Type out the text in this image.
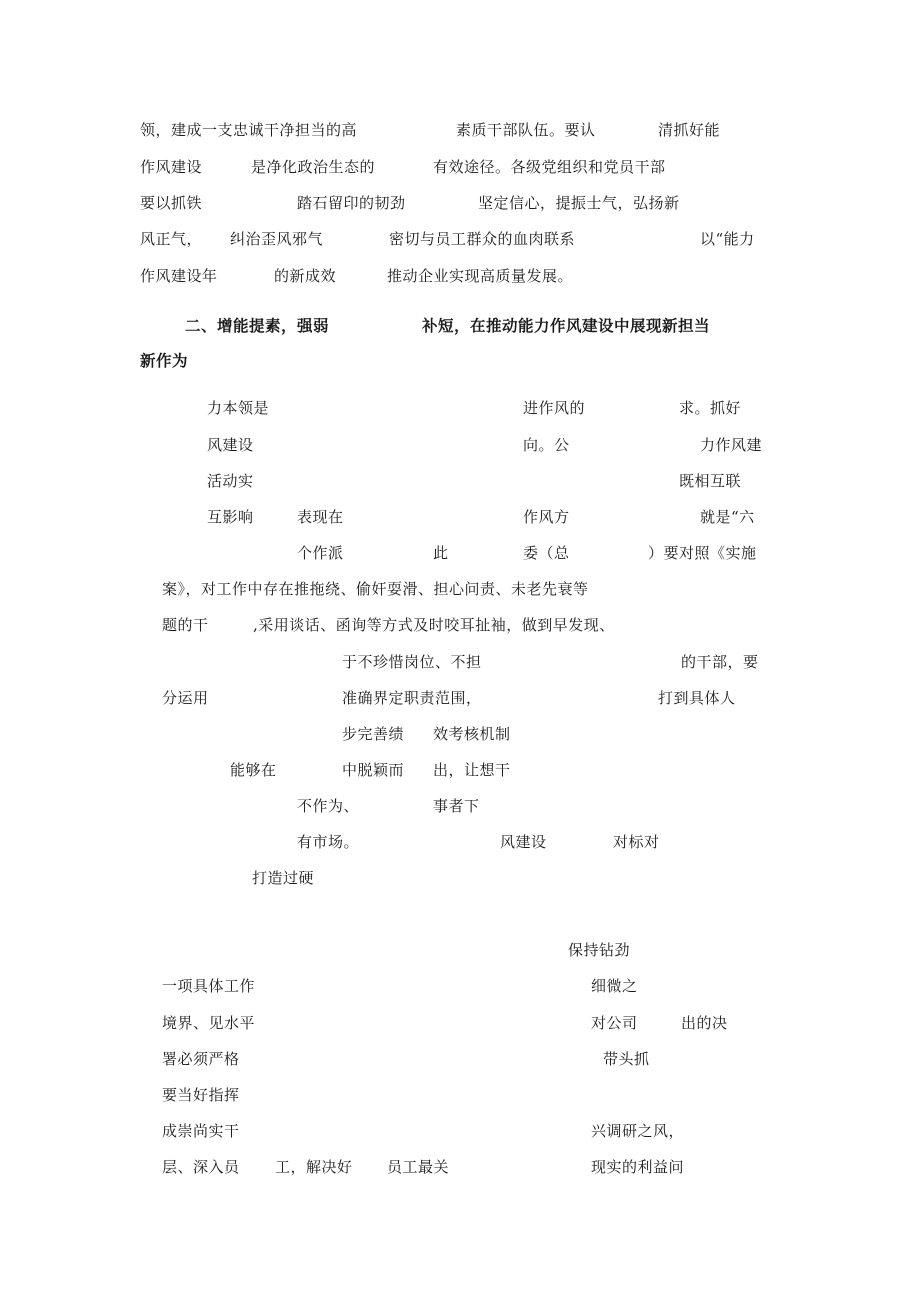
领，建成一支忠诚干净担当的高	素质干部队伍。要认	清抓好能
作风建设	是净化政治生态的	有效途径。各级党组织和党员干部
要以抓铁	踏石留印的韧劲	坚定信心，提振士气，弘扬新
风正气， 纠治歪风邪气	密切与员工群众的血肉联系	以“能力
作风建设年	的新成效	推动企业实现高质量发展。
二、增能提素，强弱	补短，在推动能力作风建设中展现新担当
新作为
力本领是	进作风的	求。抓好
风建设	向。公	力作风建
活动实	既相互联
互影响	表现在	作风方	就是“六
个作派	此	委（总	）要对照《实施
案》，对工作中存在推拖绕、偷奸耍滑、担心问责、未老先衰等
题的干	,采用谈话、函询等方式及时咬耳扯袖，做到早发现、
于不珍惜岗位、不担	的干部，要
分运用	准确界定职责范围，	打到具体人
步完善绩 效考核机制
能够在	中脱颖而 出，让想干
不作为、	事者下
有市场。	风建设	对标对
打造过硬
保持钻劲
一项具体工作	细微之
境界、见水平	对公司	出的决
署必须严格	带头抓
要当好指挥
成崇尚实干	兴调研之风，
层、深入员 工，解决好 员工最关	现实的利益问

== == ==

WHAT IS REQUIRED
Omit the pictures and give the material again, exactly and in full.

THE ANSWER
Type out the text in this image.
领，建成一支忠诚干净担当的高	素质干部队伍。要认	清抓好能
作风建设	是净化政治生态的	有效途径。各级党组织和党员干部
要以抓铁	踏石留印的韧劲	坚定信心，提振士气，弘扬新
风正气， 纠治歪风邪气	密切与员工群众的血肉联系	以“能力
作风建设年	的新成效	推动企业实现高质量发展。
二、增能提素，强弱	补短，在推动能力作风建设中展现新担当
新作为
力本领是	进作风的	求。抓好
风建设	向。公	力作风建
活动实	既相互联
互影响	表现在	作风方	就是“六
个作派	此	委（总	）要对照《实施
案》，对工作中存在推拖绕、偷奸耍滑、担心问责、未老先衰等
题的干	,采用谈话、函询等方式及时咬耳扯袖，做到早发现、
于不珍惜岗位、不担	的干部，要
分运用	准确界定职责范围，	打到具体人
步完善绩 效考核机制
能够在	中脱颖而 出，让想干
不作为、	事者下
有市场。	风建设	对标对
打造过硬
保持钻劲
一项具体工作	细微之
境界、见水平	对公司	出的决
署必须严格	带头抓
要当好指挥
成崇尚实干	兴调研之风，
层、深入员 工，解决好 员工最关	现实的利益问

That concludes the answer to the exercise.